**Exercise goal:**
Collect the lines of the entries where "rational" shows up.

**Items from a data source:**
** Start **
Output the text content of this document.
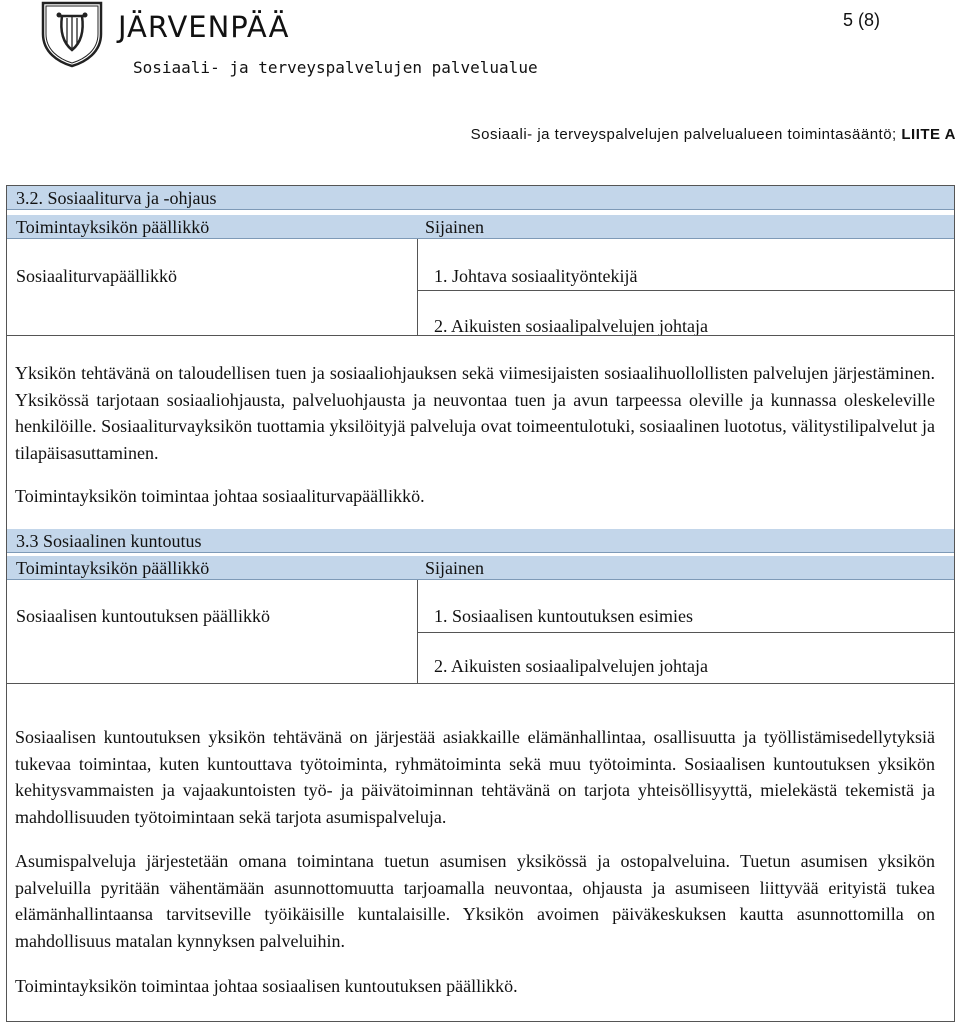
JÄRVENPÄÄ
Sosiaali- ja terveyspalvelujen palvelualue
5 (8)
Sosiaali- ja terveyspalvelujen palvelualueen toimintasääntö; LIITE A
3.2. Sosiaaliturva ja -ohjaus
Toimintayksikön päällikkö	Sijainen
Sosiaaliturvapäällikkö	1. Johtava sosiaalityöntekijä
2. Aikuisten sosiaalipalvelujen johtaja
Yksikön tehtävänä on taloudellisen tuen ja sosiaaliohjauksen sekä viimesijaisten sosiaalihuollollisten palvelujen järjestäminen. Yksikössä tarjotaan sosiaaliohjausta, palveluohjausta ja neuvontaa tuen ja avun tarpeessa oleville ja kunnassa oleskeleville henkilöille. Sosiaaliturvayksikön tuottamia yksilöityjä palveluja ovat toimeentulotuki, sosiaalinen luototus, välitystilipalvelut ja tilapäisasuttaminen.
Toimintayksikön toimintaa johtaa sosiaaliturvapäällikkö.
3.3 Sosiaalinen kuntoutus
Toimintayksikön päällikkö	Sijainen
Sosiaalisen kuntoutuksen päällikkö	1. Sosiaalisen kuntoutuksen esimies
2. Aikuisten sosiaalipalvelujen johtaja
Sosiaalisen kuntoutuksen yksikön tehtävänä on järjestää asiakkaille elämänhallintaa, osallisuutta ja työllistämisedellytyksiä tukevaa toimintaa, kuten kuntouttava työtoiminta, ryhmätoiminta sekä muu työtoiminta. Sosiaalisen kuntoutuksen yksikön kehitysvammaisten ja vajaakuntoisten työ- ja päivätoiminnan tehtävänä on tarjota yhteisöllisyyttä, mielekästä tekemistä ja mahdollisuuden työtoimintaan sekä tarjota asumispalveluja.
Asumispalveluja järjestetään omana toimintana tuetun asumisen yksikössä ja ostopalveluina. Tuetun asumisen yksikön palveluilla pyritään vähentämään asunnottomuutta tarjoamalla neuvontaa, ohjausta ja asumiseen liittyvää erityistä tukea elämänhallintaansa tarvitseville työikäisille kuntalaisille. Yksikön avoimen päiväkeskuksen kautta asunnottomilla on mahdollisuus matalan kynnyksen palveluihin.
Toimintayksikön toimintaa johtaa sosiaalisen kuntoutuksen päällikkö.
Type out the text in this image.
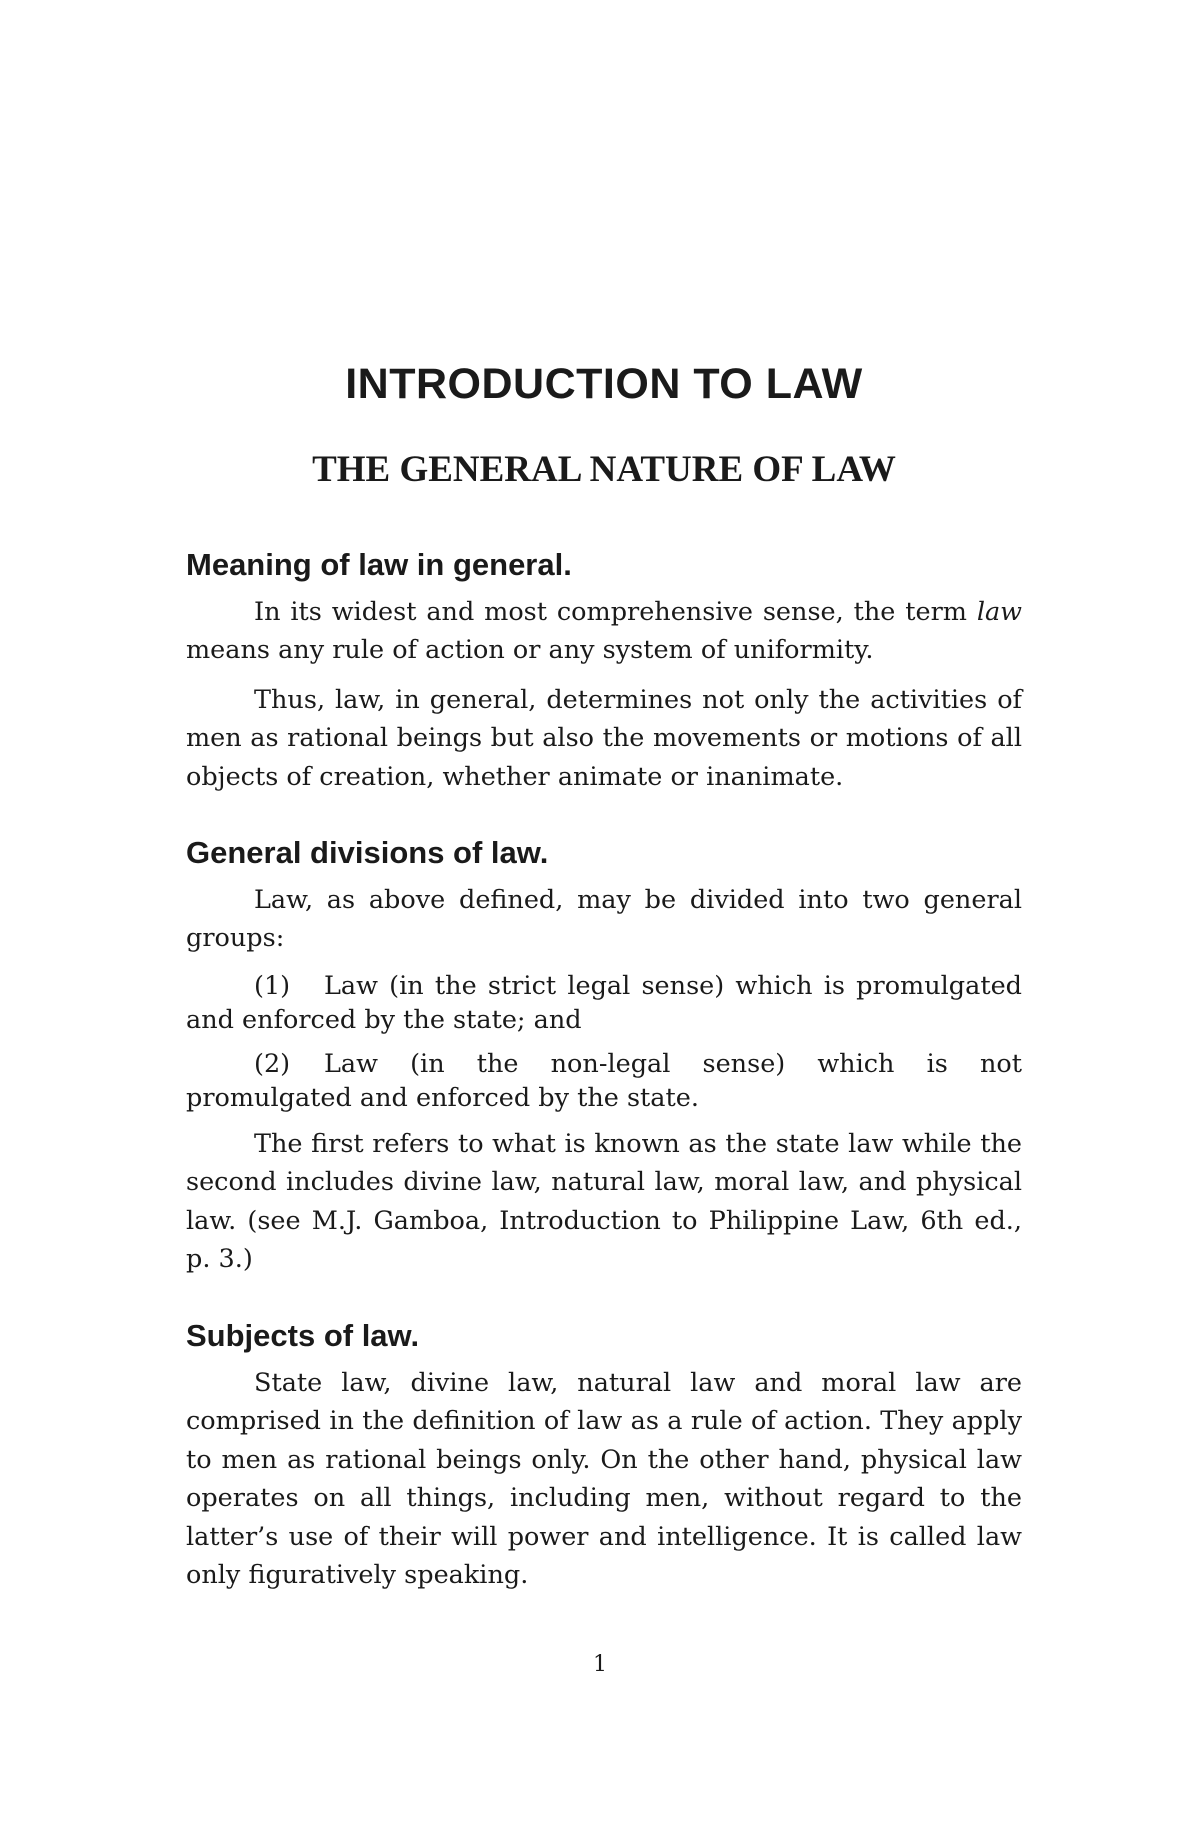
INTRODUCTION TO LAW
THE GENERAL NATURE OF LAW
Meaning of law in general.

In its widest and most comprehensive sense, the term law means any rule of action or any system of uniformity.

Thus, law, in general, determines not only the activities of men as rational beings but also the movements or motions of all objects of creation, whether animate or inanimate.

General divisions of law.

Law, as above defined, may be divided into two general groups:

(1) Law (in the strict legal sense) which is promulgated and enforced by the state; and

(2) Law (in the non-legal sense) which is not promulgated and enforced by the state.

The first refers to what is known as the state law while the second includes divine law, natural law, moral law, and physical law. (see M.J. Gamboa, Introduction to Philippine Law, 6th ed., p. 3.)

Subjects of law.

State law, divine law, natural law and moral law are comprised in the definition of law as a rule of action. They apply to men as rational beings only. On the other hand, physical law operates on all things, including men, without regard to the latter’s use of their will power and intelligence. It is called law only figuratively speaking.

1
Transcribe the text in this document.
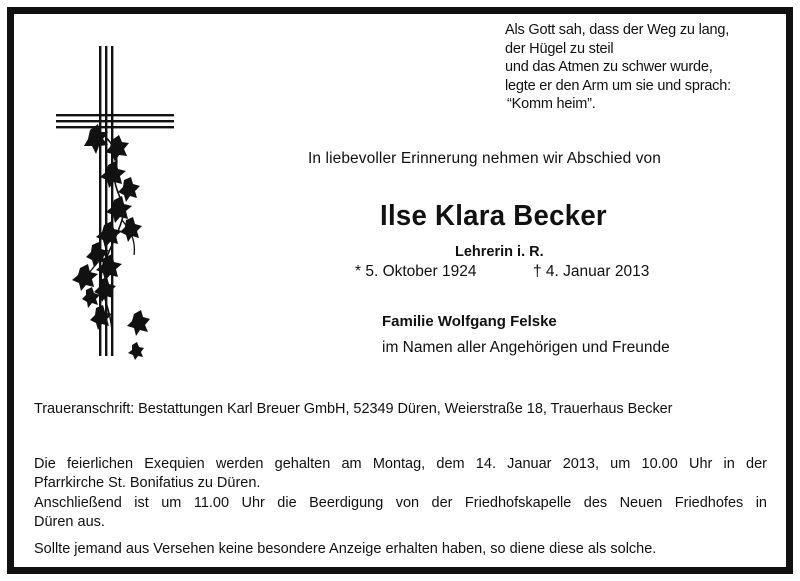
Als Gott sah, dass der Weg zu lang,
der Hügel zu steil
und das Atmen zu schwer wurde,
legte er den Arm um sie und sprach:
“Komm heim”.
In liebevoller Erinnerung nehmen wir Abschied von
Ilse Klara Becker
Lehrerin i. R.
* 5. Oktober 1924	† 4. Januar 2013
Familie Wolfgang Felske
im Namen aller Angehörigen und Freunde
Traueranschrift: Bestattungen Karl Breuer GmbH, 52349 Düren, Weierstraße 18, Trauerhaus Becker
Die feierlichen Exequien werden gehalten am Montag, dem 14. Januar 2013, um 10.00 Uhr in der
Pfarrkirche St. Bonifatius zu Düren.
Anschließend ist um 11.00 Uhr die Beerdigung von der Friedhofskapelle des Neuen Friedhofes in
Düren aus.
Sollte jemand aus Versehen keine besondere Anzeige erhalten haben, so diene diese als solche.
** End **
**Solution:**
Thus, law, in general, determines not only the activities of men as rational beings but also the movements or motions of all objects of creation, whether animate or inanimate.
State law, divine law, natural law and moral law are comprised in the definition of law as a rule of action. They apply to men as rational beings only. On the other hand, physical law operates on all things, including men, without regard to the latter’s use of their will power and intelligence. It is called law only figuratively speaking.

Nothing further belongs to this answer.